=== Job ===
Write out every line below that includes the word "stress".

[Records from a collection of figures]
====
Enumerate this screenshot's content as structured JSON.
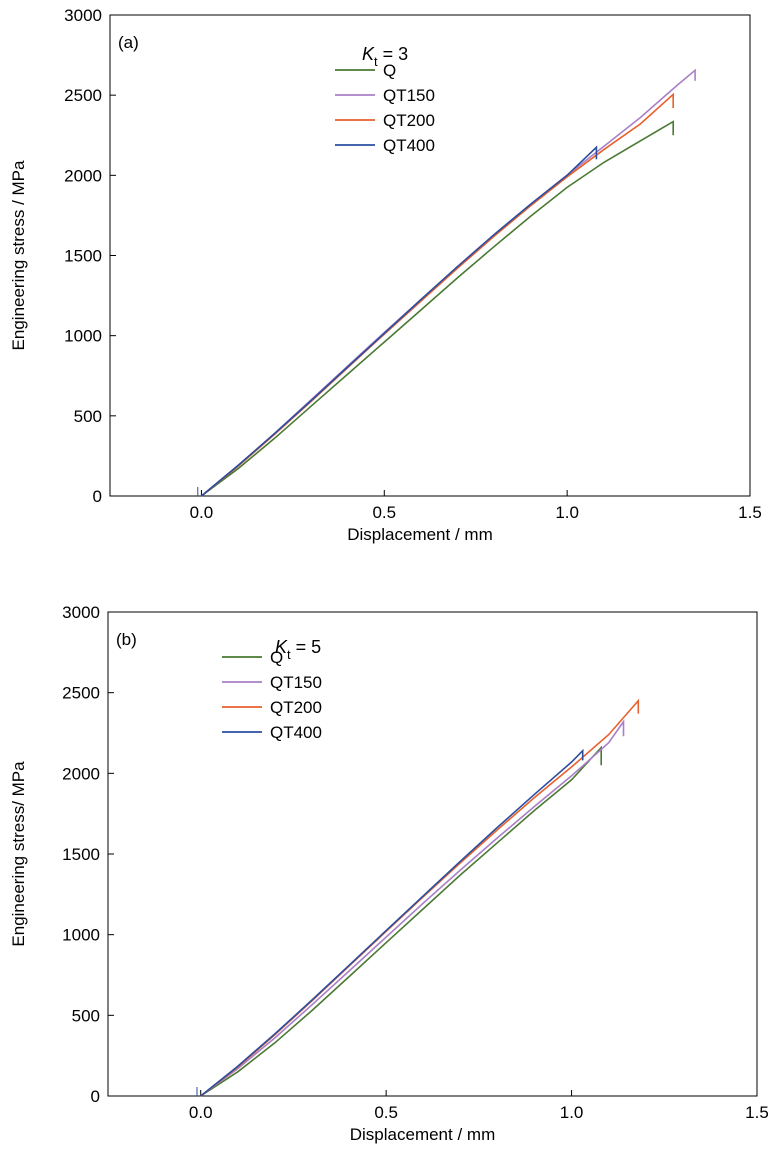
{
  "chart_data": [
    {
      "type": "line",
      "panel_label": "(a)",
      "annotation": {
        "symbol": "K",
        "subscript": "t",
        "rest": " = 3"
      },
      "xlabel": "Displacement / mm",
      "ylabel": "Engineering stress / MPa",
      "xlim": [
        -0.25,
        1.5
      ],
      "ylim": [
        0,
        3000
      ],
      "xticks": [
        "0.0",
        "0.5",
        "1.0",
        "1.5"
      ],
      "yticks": [
        "0",
        "500",
        "1000",
        "1500",
        "2000",
        "2500",
        "3000"
      ],
      "legend": "top-center",
      "series": [
        {
          "name": "Q",
          "color": "#4a7a32",
          "points": [
            [
              0,
              0
            ],
            [
              0.1,
              170
            ],
            [
              0.2,
              360
            ],
            [
              0.3,
              560
            ],
            [
              0.4,
              760
            ],
            [
              0.5,
              960
            ],
            [
              0.6,
              1160
            ],
            [
              0.7,
              1360
            ],
            [
              0.8,
              1555
            ],
            [
              0.9,
              1745
            ],
            [
              1.0,
              1925
            ],
            [
              1.1,
              2080
            ],
            [
              1.2,
              2215
            ],
            [
              1.29,
              2335
            ],
            [
              1.29,
              2250
            ]
          ]
        },
        {
          "name": "QT150",
          "color": "#a97fc7",
          "points": [
            [
              0,
              0
            ],
            [
              0.1,
              190
            ],
            [
              0.2,
              390
            ],
            [
              0.3,
              600
            ],
            [
              0.4,
              810
            ],
            [
              0.5,
              1020
            ],
            [
              0.6,
              1225
            ],
            [
              0.7,
              1430
            ],
            [
              0.8,
              1630
            ],
            [
              0.9,
              1820
            ],
            [
              1.0,
              2000
            ],
            [
              1.1,
              2180
            ],
            [
              1.2,
              2360
            ],
            [
              1.3,
              2560
            ],
            [
              1.35,
              2655
            ],
            [
              1.35,
              2590
            ]
          ]
        },
        {
          "name": "QT200",
          "color": "#e8602c",
          "points": [
            [
              0,
              0
            ],
            [
              0.1,
              185
            ],
            [
              0.2,
              385
            ],
            [
              0.3,
              590
            ],
            [
              0.4,
              800
            ],
            [
              0.5,
              1010
            ],
            [
              0.6,
              1215
            ],
            [
              0.7,
              1420
            ],
            [
              0.8,
              1620
            ],
            [
              0.9,
              1810
            ],
            [
              1.0,
              1990
            ],
            [
              1.1,
              2160
            ],
            [
              1.2,
              2320
            ],
            [
              1.29,
              2505
            ],
            [
              1.29,
              2420
            ]
          ]
        },
        {
          "name": "QT400",
          "color": "#2a4ea0",
          "points": [
            [
              0,
              0
            ],
            [
              0.1,
              190
            ],
            [
              0.2,
              390
            ],
            [
              0.3,
              595
            ],
            [
              0.4,
              805
            ],
            [
              0.5,
              1015
            ],
            [
              0.6,
              1225
            ],
            [
              0.7,
              1430
            ],
            [
              0.8,
              1630
            ],
            [
              0.9,
              1820
            ],
            [
              1.0,
              2000
            ],
            [
              1.08,
              2175
            ],
            [
              1.08,
              2100
            ]
          ]
        }
      ]
    },
    {
      "type": "line",
      "panel_label": "(b)",
      "annotation": {
        "symbol": "K",
        "subscript": "t",
        "rest": " = 5"
      },
      "xlabel": "Displacement / mm",
      "ylabel": "Engineering stress/ MPa",
      "xlim": [
        -0.25,
        1.5
      ],
      "ylim": [
        0,
        3000
      ],
      "xticks": [
        "0.0",
        "0.5",
        "1.0",
        "1.5"
      ],
      "yticks": [
        "0",
        "500",
        "1000",
        "1500",
        "2000",
        "2500",
        "3000"
      ],
      "legend": "top-center",
      "series": [
        {
          "name": "Q",
          "color": "#4a7a32",
          "points": [
            [
              0,
              0
            ],
            [
              0.1,
              150
            ],
            [
              0.2,
              330
            ],
            [
              0.3,
              530
            ],
            [
              0.4,
              740
            ],
            [
              0.5,
              950
            ],
            [
              0.6,
              1160
            ],
            [
              0.7,
              1370
            ],
            [
              0.8,
              1570
            ],
            [
              0.9,
              1770
            ],
            [
              1.0,
              1960
            ],
            [
              1.08,
              2160
            ],
            [
              1.08,
              2050
            ]
          ]
        },
        {
          "name": "QT150",
          "color": "#a97fc7",
          "points": [
            [
              0,
              0
            ],
            [
              0.1,
              170
            ],
            [
              0.2,
              360
            ],
            [
              0.3,
              565
            ],
            [
              0.4,
              775
            ],
            [
              0.5,
              985
            ],
            [
              0.6,
              1195
            ],
            [
              0.7,
              1400
            ],
            [
              0.8,
              1600
            ],
            [
              0.9,
              1795
            ],
            [
              1.0,
              1985
            ],
            [
              1.1,
              2190
            ],
            [
              1.14,
              2320
            ],
            [
              1.14,
              2230
            ]
          ]
        },
        {
          "name": "QT200",
          "color": "#e8602c",
          "points": [
            [
              0,
              0
            ],
            [
              0.1,
              180
            ],
            [
              0.2,
              380
            ],
            [
              0.3,
              590
            ],
            [
              0.4,
              805
            ],
            [
              0.5,
              1020
            ],
            [
              0.6,
              1235
            ],
            [
              0.7,
              1445
            ],
            [
              0.8,
              1650
            ],
            [
              0.9,
              1850
            ],
            [
              1.0,
              2040
            ],
            [
              1.1,
              2240
            ],
            [
              1.18,
              2450
            ],
            [
              1.18,
              2370
            ]
          ]
        },
        {
          "name": "QT400",
          "color": "#2a4ea0",
          "points": [
            [
              0,
              0
            ],
            [
              0.1,
              185
            ],
            [
              0.2,
              385
            ],
            [
              0.3,
              595
            ],
            [
              0.4,
              810
            ],
            [
              0.5,
              1025
            ],
            [
              0.6,
              1240
            ],
            [
              0.7,
              1455
            ],
            [
              0.8,
              1665
            ],
            [
              0.9,
              1870
            ],
            [
              1.0,
              2070
            ],
            [
              1.03,
              2140
            ],
            [
              1.03,
              2080
            ]
          ]
        }
      ]
    }
  ]
}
====
=== Response to the exercise ===
      "ylabel": "Engineering stress / MPa",
      "ylabel": "Engineering stress/ MPa",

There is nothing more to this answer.